TagTown M.M. Buck Page

A few of these tags a kicking around. More than claiming them to be real or fake I want more evidence of either position before making any final decision. I will provide the evidence and let you guys tell me what (1) you know and (2) what you think. I once believed these to be definitely fake, however, when a Civl War digger finds one buried under a tree, I will rethink my position.

Some Background:
A. Two of these tags were for sale at Gaithersburg in 1999. I was looking them over when a voice came from behind me saying, "You're not gonna buy those, are you?" We had a lengthy discussion

B. I have been asked my opinion on one of these tags by a reputable Railroadiana dealer. I said I didn't like them based on what is in the "Bad" section that follows.

C. A Civil War digger contacted my in early 2001 asking for information on these tags. He found the tag below buried under a tree.

The Bad side - The 1999 Gaithersburg "discussion"
1. The very experienced tag tag collector and I discussed these at length. He didn't like them because of the casting itself (they have to be cast, the letters and numbers are raised). If you have ever held a fake cast lock next to a genuine one, the fakes are always obvious.

2. I didn't like them because of a four digit number that was cast. The idea of M.M. Buck making 5,000 to 12,000 castings for the Iron Mountain alone is inconceivable to me. It is possible that earlier numbers of pairs of "Local" tags were already in circulation and that these were an "experiment" or something along those lines.

3. Outside of builders plates suppliers rarely cast markings for individual pieces. Remember that baggage tags were ordered by the gross (that's 144 for you young fells). Stamped id tags were definitely applied to tin ware, lanterns, etc.

The Good side
1. Because these are "Locals" and not interline, the number produced would be under 20,000 total for any road that would have ordered them.

2. I have no reason to not believe the Civil War digger. It doesn't make sense for someone to "plant" one of these under a tree for this guy to find it years later.

Help!
If anyone out there has nay M.M. Buck cast tags please let me know the following:
  1. road name / initials /number(s)
  2. shape / size
  3. bag or duplicate (bag won't have DUPL.)
  4. when purchased/found
  5. where purchased/found
  6. any image(s)

email me with any information on this maker

What follows is a chronological listing of Buck tag information (most recent first)

12/2001 update

Where I was once 95% sure these tags were "no good". I have changed my feeling on this to a 60% feeling that they are "no good". The controversy will rage on. This is good for the hobby. Question everything you see! I am skeptical by nature. Twenty years in the High Tech industry has trained me to be critical of everything. Again, send any information on additional roads that have this cast style to me. I will be more than happy to post all legitimate replies. I really want some confirmation on the manufacturing process of these tags.

####

Stated exercise 1
In the M.M. Buck tag page, rewrite the stretch from "C. A Civil War" through "along those lines.", changing "digger" to "relic hunter".
Stated exercise 2
According to the M.M. Buck tag page, how many tags make up a gross?
Stated exercise 3
Carry on writing the M.M. Buck tag page from the point where it stops.
The lines that come after this page are separate material with no connection to it.

####

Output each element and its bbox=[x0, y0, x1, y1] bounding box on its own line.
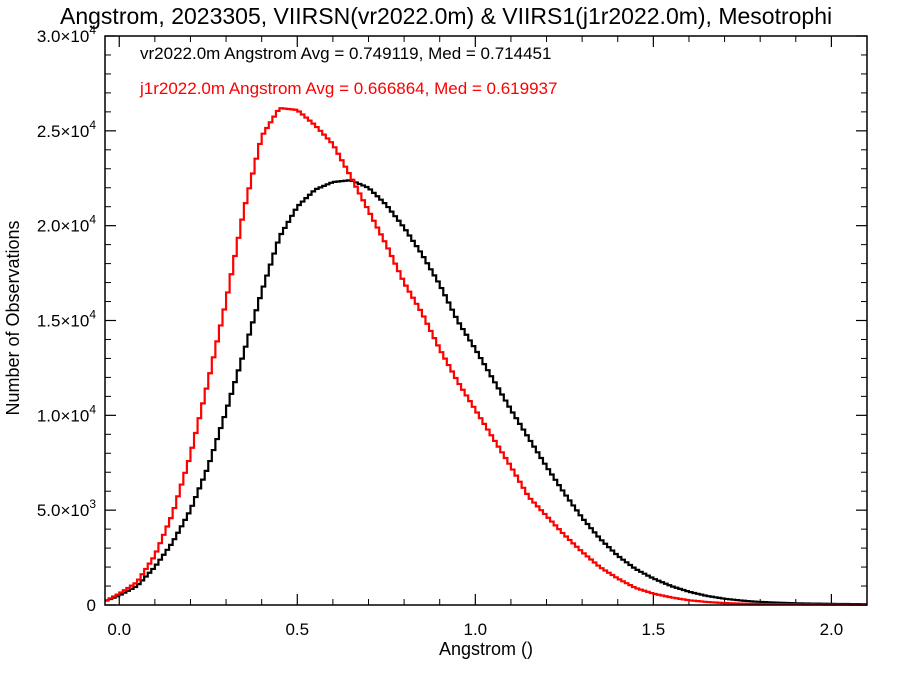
y-tick-label: 2.5×104 bbox=[37, 118, 96, 141]
y-tick-label: 3.0×104 bbox=[37, 23, 96, 46]
stats-annotations: vr2022.0m Angstrom Avg = 0.749119, Med =… bbox=[139, 44, 557, 98]
y-tick-exponent: 4 bbox=[89, 118, 96, 132]
y-tick-label: 0 bbox=[87, 596, 96, 615]
stats-annotation-0: vr2022.0m Angstrom Avg = 0.749119, Med =… bbox=[140, 44, 551, 63]
y-tick-mantissa: 1.0×10 bbox=[37, 406, 89, 425]
y-tick-mantissa: 5.0×10 bbox=[37, 501, 89, 520]
series-0-histogram bbox=[105, 179, 867, 606]
y-tick-mantissa: 2.5×10 bbox=[37, 122, 89, 141]
x-tick-label: 0.5 bbox=[285, 620, 309, 639]
y-tick-mantissa: 2.0×10 bbox=[37, 217, 89, 236]
y-tick-label: 1.0×104 bbox=[37, 402, 96, 425]
y-tick-mantissa: 1.5×10 bbox=[37, 312, 89, 331]
x-tick-label: 1.0 bbox=[463, 620, 487, 639]
y-tick-mantissa: 0 bbox=[87, 596, 96, 615]
plot-frame bbox=[104, 35, 868, 606]
y-tick-mantissa: 3.0×10 bbox=[37, 27, 89, 46]
stats-annotation-1: j1r2022.0m Angstrom Avg = 0.666864, Med … bbox=[139, 79, 557, 98]
chart-title: Angstrom, 2023305, VIIRSN(vr2022.0m) & V… bbox=[60, 3, 832, 29]
x-tick-label: 2.0 bbox=[820, 620, 844, 639]
series-layer bbox=[105, 107, 867, 606]
y-axis-label: Number of Observations bbox=[3, 220, 23, 415]
y-tick-exponent: 4 bbox=[89, 402, 96, 416]
y-tick-label: 1.5×104 bbox=[37, 308, 96, 331]
y-tick-exponent: 3 bbox=[89, 497, 96, 511]
y-tick-exponent: 4 bbox=[89, 23, 96, 37]
x-axis-ticks: 0.0 0.5 1.0 1.5 2.0 bbox=[107, 36, 868, 639]
x-axis-label: Angstrom () bbox=[439, 639, 533, 659]
series-1-histogram bbox=[105, 107, 867, 606]
x-tick-label: 1.5 bbox=[642, 620, 666, 639]
y-tick-label: 2.0×104 bbox=[37, 213, 96, 236]
y-axis-ticks: 05.0×1031.0×1041.5×1042.0×1042.5×1043.0×… bbox=[37, 23, 867, 615]
y-tick-exponent: 4 bbox=[89, 308, 96, 322]
y-tick-label: 5.0×103 bbox=[37, 497, 96, 520]
x-tick-label: 0.0 bbox=[107, 620, 131, 639]
y-tick-exponent: 4 bbox=[89, 213, 96, 227]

####

Task result 1
C. A Civil War relic hunter contacted my in early 2001 asking for information on these tags. He found the tag below buried under a tree.

The Bad side - The 1999 Gaithersburg "discussion"
1. The very experienced tag tag collector and I discussed these at length. He didn't like them because of the casting itself (they have to be cast, the letters and numbers are raised). If you have ever held a fake cast lock next to a genuine one, the fakes are always obvious.

2. I didn't like them because of a four digit number that was cast. The idea of M.M. Buck making 5,000 to 12,000 castings for the Iron Mountain alone is inconceivable to me. It is possible that earlier numbers of pairs of "Local" tags were already in circulation and that these were an "experiment" or something along those lines.

Task result 2
144

Task result 3
At the November, 2001 Gaithersburg show (biggest Railroadiana show in the country) I saw yet another Buck style tag. This was a Monon (CI&L RR). I didn't record the number, however, it was just like the rounded rectangle Iron Mountains below. Elmer (MR. Monon) had this in a case of "display" items. He said that he purchased it years ago.

9/26/2001 update

I have received additional information on more existing Buck Tags. It seems as though there are more examples that have been in collections for 20+ years. In addition Steve Spaulding scored an A&PRR tag that is round, but similar to the Iron Mountain tags that are known to exist. One very interesting observation is that on both styles, there is a reinforcement between the top of the tag and the strap opening.

Jerry Hickman has also done a lot of running down to get additional information from other collectors. So far, at least 5 Iron Mountain tags have turned up.

I wish I wasn't so skeptical in general, however, I still have some reservations on how hard it would have been to cast this many tags in a 19th century production environment. Somebody please explain to me how Buck would change dies (for each number pair) and cast these sets as a money making proposition! Were they a money losing promotion by the roads that ordered them (similar to dining car losses)? Did Buck offer these as a special to valued customers (Iron Mountain and A&P)?

I still have some reservations with the castings themselves. There is some surface roughness to each image that I have seen. I believe that most 19th century brass castings were done with real craftsmanship and have a very smooth finish.

I want ot be a believer. I wanna say "Yes, they are great", but I am still on the fence.
Please, please, please... keep em coming and I'll post all images and stories I receive.
 
 
M.M. Buck A&P Example

Note that the image has been enlarged for clarity.

The strap opening size and shape are correct.

The LOCAL. designation and small star  mean passenger receipt for a tag that would not leave the "home road"

Note that all letters and numbers shown are raised (they had to be cast) 

June/2001 original post

I will be more than happy to post a running log of all reported tags.
Any other thoughts on casting and manufacturing processes in the 1880s would also be appreciated.
 
M.M. Buck Iron Mountain Example

The strap opening size and shape are correct.

The DUPL. designation is for "duplicate" meaning passenger receipt in 1800s baggage speak.
The reported makers hallmark was M.M. Puck, however, The ones I have seen were clearly M.M. Buck..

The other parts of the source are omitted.